Prompt: Gather all lines from the material that contain the word "name".

***

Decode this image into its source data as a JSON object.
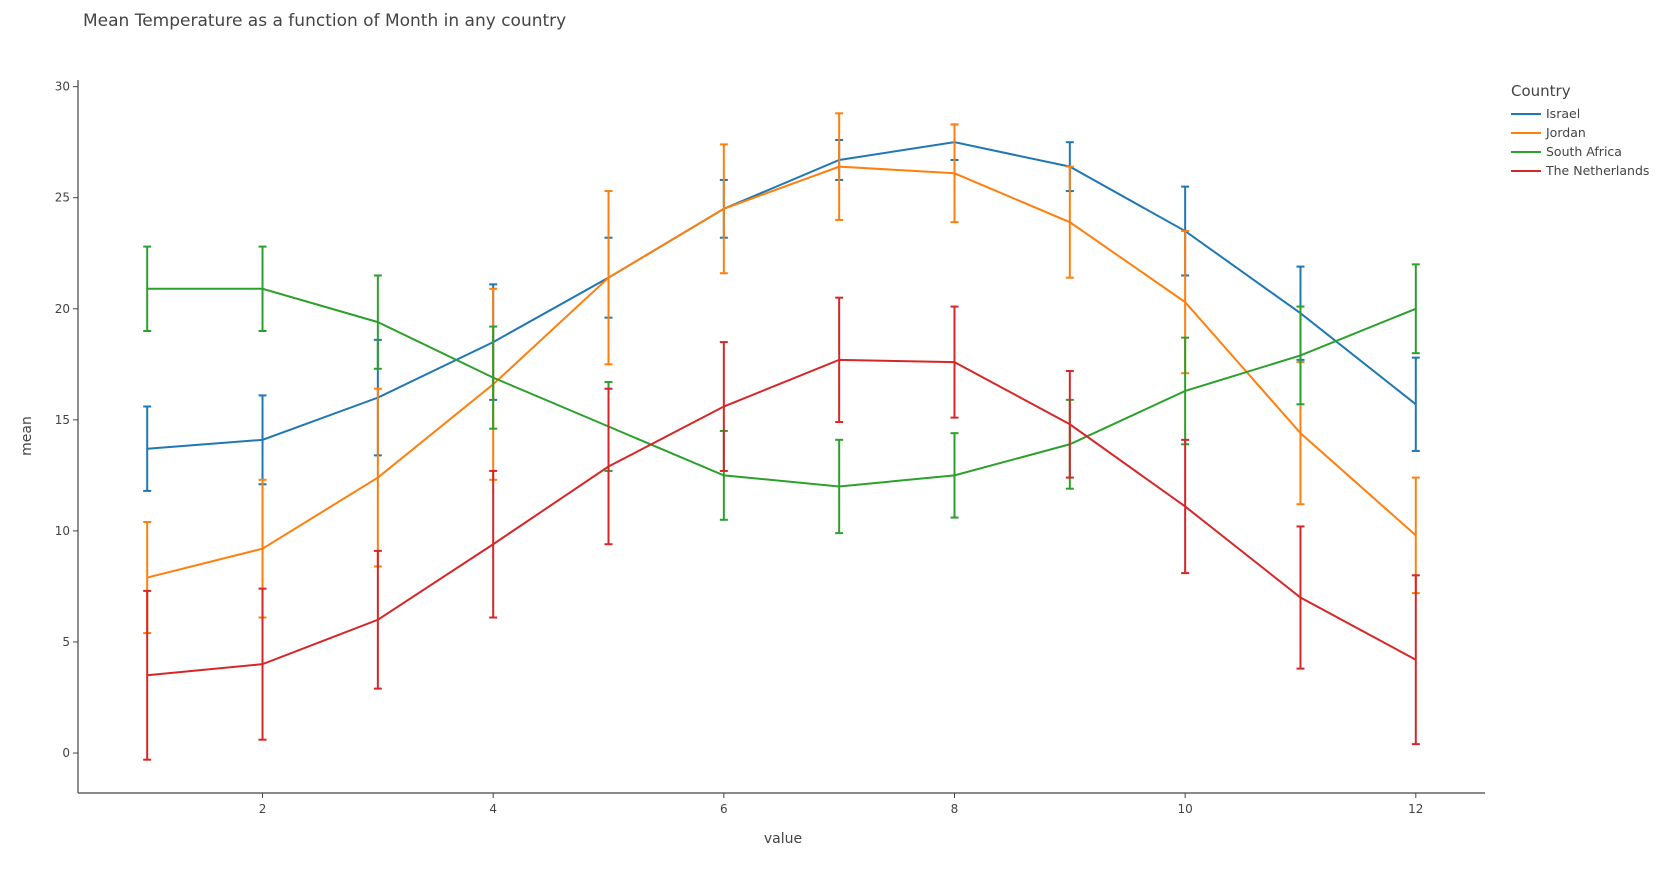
{
  "title": "Mean Temperature as a function of Month in any country",
  "chart_data": {
    "type": "line",
    "title": "Mean Temperature as a function of Month in any country",
    "xlabel": "value",
    "ylabel": "mean",
    "x": [
      1,
      2,
      3,
      4,
      5,
      6,
      7,
      8,
      9,
      10,
      11,
      12
    ],
    "xticks": [
      "2",
      "4",
      "6",
      "8",
      "10",
      "12"
    ],
    "yticks": [
      "0",
      "5",
      "10",
      "15",
      "20",
      "25",
      "30"
    ],
    "xlim": [
      0.4,
      12.6
    ],
    "ylim": [
      -1.8,
      30.3
    ],
    "grid": false,
    "legend_title": "Country",
    "legend_position": "top-right",
    "error_bars": true,
    "series": [
      {
        "name": "Israel",
        "color": "#1f77b4",
        "values": [
          13.7,
          14.1,
          16.0,
          18.5,
          21.4,
          24.5,
          26.7,
          27.5,
          26.4,
          23.5,
          19.8,
          15.7
        ],
        "error": [
          1.9,
          2.0,
          2.6,
          2.6,
          1.8,
          1.3,
          0.9,
          0.8,
          1.1,
          2.0,
          2.1,
          2.1
        ]
      },
      {
        "name": "Jordan",
        "color": "#ff7f0e",
        "values": [
          7.9,
          9.2,
          12.4,
          16.6,
          21.4,
          24.5,
          26.4,
          26.1,
          23.9,
          20.3,
          14.4,
          9.8
        ],
        "error": [
          2.5,
          3.1,
          4.0,
          4.3,
          3.9,
          2.9,
          2.4,
          2.2,
          2.5,
          3.2,
          3.2,
          2.6
        ]
      },
      {
        "name": "South Africa",
        "color": "#2ca02c",
        "values": [
          20.9,
          20.9,
          19.4,
          16.9,
          14.7,
          12.5,
          12.0,
          12.5,
          13.9,
          16.3,
          17.9,
          20.0
        ],
        "error": [
          1.9,
          1.9,
          2.1,
          2.3,
          2.0,
          2.0,
          2.1,
          1.9,
          2.0,
          2.4,
          2.2,
          2.0
        ]
      },
      {
        "name": "The Netherlands",
        "color": "#d62728",
        "values": [
          3.5,
          4.0,
          6.0,
          9.4,
          12.9,
          15.6,
          17.7,
          17.6,
          14.8,
          11.1,
          7.0,
          4.2
        ],
        "error": [
          3.8,
          3.4,
          3.1,
          3.3,
          3.5,
          2.9,
          2.8,
          2.5,
          2.4,
          3.0,
          3.2,
          3.8
        ]
      }
    ]
  }
}
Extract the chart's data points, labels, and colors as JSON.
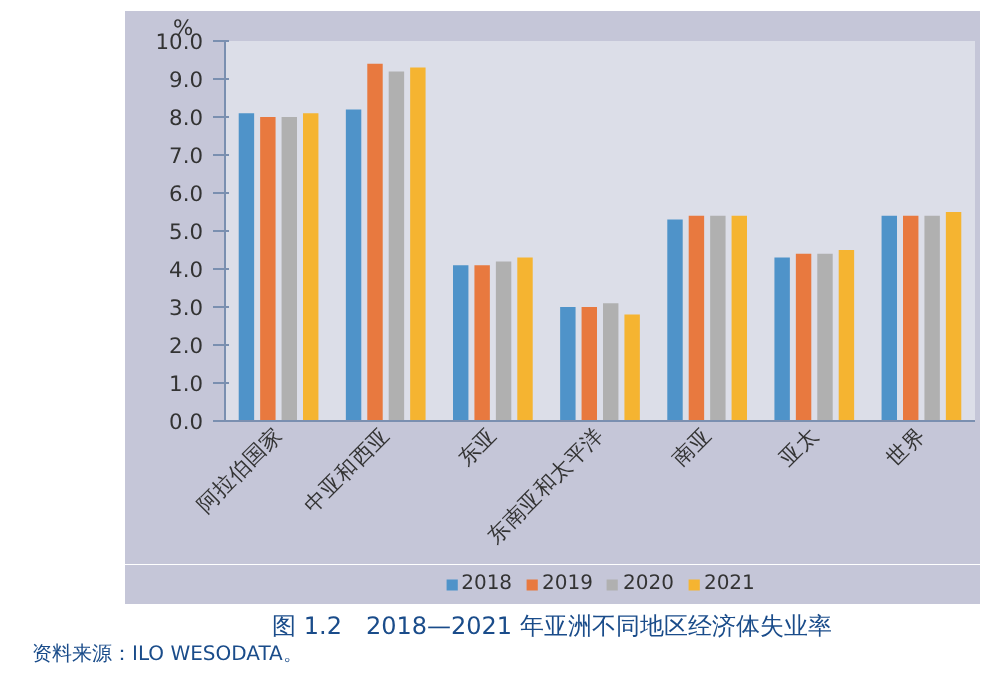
{
  "chart_data": {
    "type": "bar",
    "title": "图 1.2　2018—2021 年亚洲不同地区经济体失业率",
    "ylabel": "%",
    "categories": [
      "阿拉伯国家",
      "中亚和西亚",
      "东亚",
      "东南亚和太平洋",
      "南亚",
      "亚太",
      "世界"
    ],
    "series": [
      {
        "name": "2018",
        "color": "#4f93c9",
        "values": [
          8.1,
          8.2,
          4.1,
          3.0,
          5.3,
          4.3,
          5.4
        ]
      },
      {
        "name": "2019",
        "color": "#e8793f",
        "values": [
          8.0,
          9.4,
          4.1,
          3.0,
          5.4,
          4.4,
          5.4
        ]
      },
      {
        "name": "2020",
        "color": "#b0b0b0",
        "values": [
          8.0,
          9.2,
          4.2,
          3.1,
          5.4,
          4.4,
          5.4
        ]
      },
      {
        "name": "2021",
        "color": "#f5b431",
        "values": [
          8.1,
          9.3,
          4.3,
          2.8,
          5.4,
          4.5,
          5.5
        ]
      }
    ],
    "ylim": [
      0,
      10
    ],
    "yticks": [
      {
        "value": 0,
        "label": "0.0"
      },
      {
        "value": 1,
        "label": "1.0"
      },
      {
        "value": 2,
        "label": "2.0"
      },
      {
        "value": 3,
        "label": "3.0"
      },
      {
        "value": 4,
        "label": "4.0"
      },
      {
        "value": 5,
        "label": "5.0"
      },
      {
        "value": 6,
        "label": "6.0"
      },
      {
        "value": 7,
        "label": "7.0"
      },
      {
        "value": 8,
        "label": "8.0"
      },
      {
        "value": 9,
        "label": "9.0"
      },
      {
        "value": 10,
        "label": "10.0"
      }
    ],
    "grid": false,
    "legend": "bottom",
    "annotations": [
      "资料来源：ILO WESODATA。"
    ]
  }
}
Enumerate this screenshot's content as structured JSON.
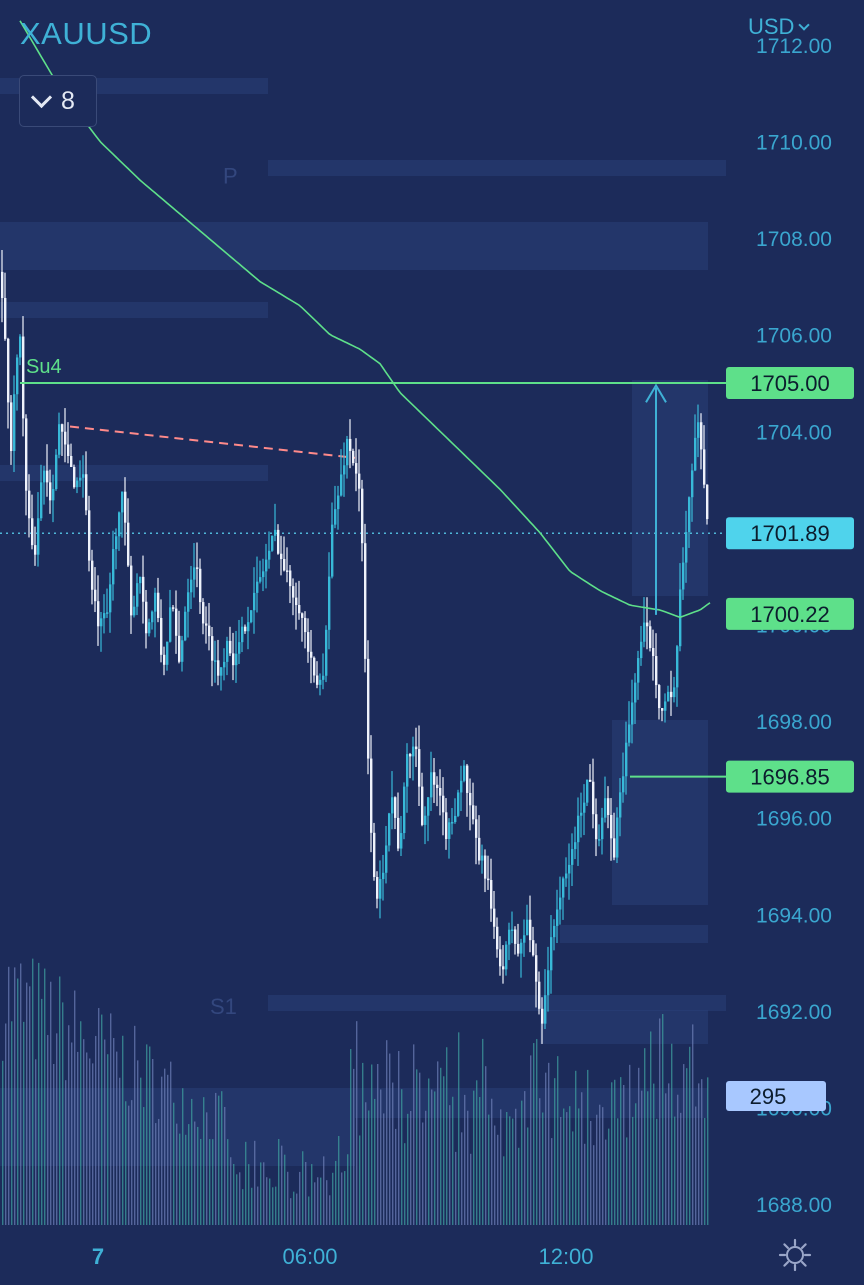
{
  "header": {
    "symbol": "XAUUSD",
    "indicator_count": "8",
    "currency": "USD"
  },
  "chart_data": {
    "type": "candlestick",
    "symbol": "XAUUSD",
    "ylim": [
      1687.5,
      1712.3
    ],
    "y_ticks": [
      "1712.00",
      "1710.00",
      "1708.00",
      "1706.00",
      "1704.00",
      "1702.00",
      "1700.00",
      "1698.00",
      "1696.00",
      "1694.00",
      "1692.00",
      "1690.00",
      "1688.00"
    ],
    "x_ticks": [
      "7",
      "06:00",
      "12:00"
    ],
    "price_path": [
      [
        0,
        1707.3
      ],
      [
        10,
        1703.6
      ],
      [
        18,
        1706.4
      ],
      [
        26,
        1702.2
      ],
      [
        34,
        1701.5
      ],
      [
        42,
        1703.4
      ],
      [
        50,
        1702.6
      ],
      [
        58,
        1704.1
      ],
      [
        66,
        1703.5
      ],
      [
        74,
        1702.9
      ],
      [
        82,
        1703.2
      ],
      [
        90,
        1700.8
      ],
      [
        98,
        1699.9
      ],
      [
        106,
        1700.2
      ],
      [
        114,
        1701.9
      ],
      [
        122,
        1702.7
      ],
      [
        130,
        1700.1
      ],
      [
        138,
        1701.2
      ],
      [
        146,
        1699.8
      ],
      [
        154,
        1700.6
      ],
      [
        162,
        1699.0
      ],
      [
        170,
        1700.5
      ],
      [
        178,
        1699.2
      ],
      [
        186,
        1700.7
      ],
      [
        194,
        1701.4
      ],
      [
        202,
        1700.1
      ],
      [
        210,
        1699.5
      ],
      [
        218,
        1698.9
      ],
      [
        226,
        1699.7
      ],
      [
        234,
        1699.2
      ],
      [
        242,
        1699.9
      ],
      [
        250,
        1700.4
      ],
      [
        258,
        1700.9
      ],
      [
        266,
        1701.4
      ],
      [
        274,
        1701.9
      ],
      [
        282,
        1701.2
      ],
      [
        290,
        1700.8
      ],
      [
        298,
        1700.4
      ],
      [
        306,
        1699.6
      ],
      [
        314,
        1698.7
      ],
      [
        322,
        1698.9
      ],
      [
        330,
        1701.9
      ],
      [
        338,
        1702.8
      ],
      [
        346,
        1703.8
      ],
      [
        354,
        1703.3
      ],
      [
        360,
        1702.4
      ],
      [
        364,
        1699.2
      ],
      [
        368,
        1696.5
      ],
      [
        372,
        1695.1
      ],
      [
        376,
        1694.2
      ],
      [
        382,
        1695.0
      ],
      [
        390,
        1696.6
      ],
      [
        398,
        1695.3
      ],
      [
        406,
        1697.2
      ],
      [
        414,
        1697.6
      ],
      [
        422,
        1695.8
      ],
      [
        430,
        1696.8
      ],
      [
        438,
        1696.4
      ],
      [
        446,
        1695.6
      ],
      [
        454,
        1696.2
      ],
      [
        462,
        1697.1
      ],
      [
        470,
        1696.0
      ],
      [
        478,
        1695.2
      ],
      [
        486,
        1694.8
      ],
      [
        494,
        1693.4
      ],
      [
        502,
        1692.9
      ],
      [
        510,
        1693.8
      ],
      [
        518,
        1693.1
      ],
      [
        526,
        1693.9
      ],
      [
        534,
        1692.8
      ],
      [
        540,
        1691.7
      ],
      [
        548,
        1693.1
      ],
      [
        556,
        1694.2
      ],
      [
        564,
        1694.7
      ],
      [
        572,
        1695.4
      ],
      [
        580,
        1696.2
      ],
      [
        588,
        1696.9
      ],
      [
        596,
        1695.5
      ],
      [
        604,
        1696.4
      ],
      [
        612,
        1695.1
      ],
      [
        620,
        1696.7
      ],
      [
        628,
        1697.9
      ],
      [
        636,
        1699.2
      ],
      [
        644,
        1700.0
      ],
      [
        652,
        1699.4
      ],
      [
        660,
        1698.1
      ],
      [
        666,
        1698.6
      ],
      [
        672,
        1698.2
      ],
      [
        678,
        1700.3
      ],
      [
        684,
        1701.8
      ],
      [
        690,
        1703.1
      ],
      [
        696,
        1704.2
      ],
      [
        700,
        1703.8
      ],
      [
        704,
        1702.6
      ],
      [
        708,
        1701.89
      ]
    ],
    "moving_average_path": [
      [
        20,
        1712.5
      ],
      [
        60,
        1711.1
      ],
      [
        100,
        1710.0
      ],
      [
        140,
        1709.2
      ],
      [
        180,
        1708.5
      ],
      [
        220,
        1707.8
      ],
      [
        260,
        1707.1
      ],
      [
        300,
        1706.6
      ],
      [
        330,
        1706.0
      ],
      [
        360,
        1705.7
      ],
      [
        380,
        1705.4
      ],
      [
        400,
        1704.8
      ],
      [
        430,
        1704.2
      ],
      [
        460,
        1703.6
      ],
      [
        500,
        1702.8
      ],
      [
        540,
        1701.9
      ],
      [
        570,
        1701.1
      ],
      [
        600,
        1700.7
      ],
      [
        630,
        1700.4
      ],
      [
        660,
        1700.3
      ],
      [
        680,
        1700.15
      ],
      [
        700,
        1700.3
      ],
      [
        710,
        1700.45
      ]
    ],
    "levels": [
      {
        "label": "Su4",
        "price": 1705.0,
        "badge": "1705.00"
      },
      {
        "label": "",
        "price": 1701.89,
        "badge": "1701.89"
      },
      {
        "label": "",
        "price": 1700.22,
        "badge": "1700.22"
      },
      {
        "label": "",
        "price": 1696.85,
        "badge": "1696.85"
      }
    ],
    "zone_labels": [
      {
        "label": "P",
        "price": 1709.3
      },
      {
        "label": "S1",
        "price": 1692.1
      }
    ],
    "trendline": [
      [
        70,
        1704.1
      ],
      [
        355,
        1703.45
      ]
    ],
    "volume_badge": "295",
    "colors": {
      "background": "#1c2b5a",
      "accent": "#3fb1d6",
      "moving_average": "#5ee08a",
      "level_badge": "#5ee08a",
      "price_badge": "#4fd3ec",
      "volume_badge": "#a8c8ff",
      "trendline": "#ff8a8a"
    }
  }
}
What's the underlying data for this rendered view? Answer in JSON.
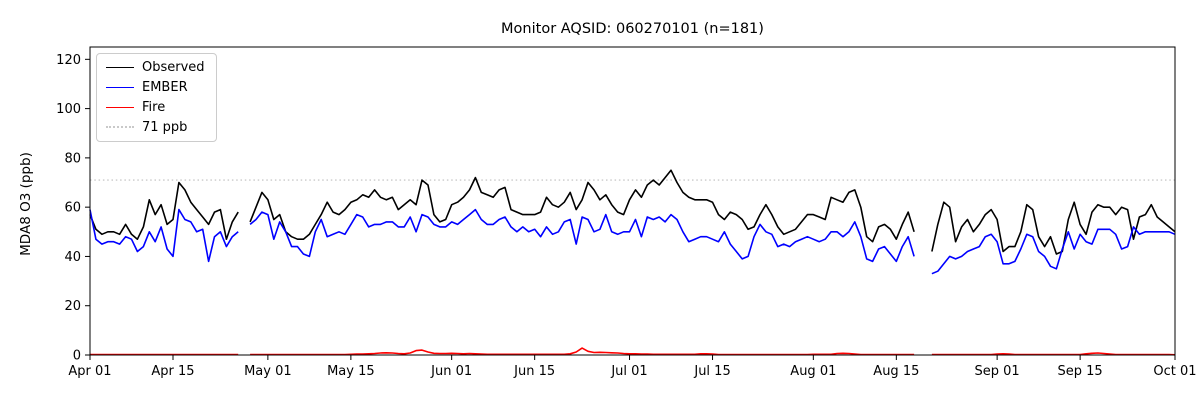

***

Response below:
        "name": "Israel",
        "name": "Jordan",
        "name": "South Africa",
        "name": "The Netherlands",
        "name": "2018",
        "name": "2019",
        "name": "2020",
        "name": "2021",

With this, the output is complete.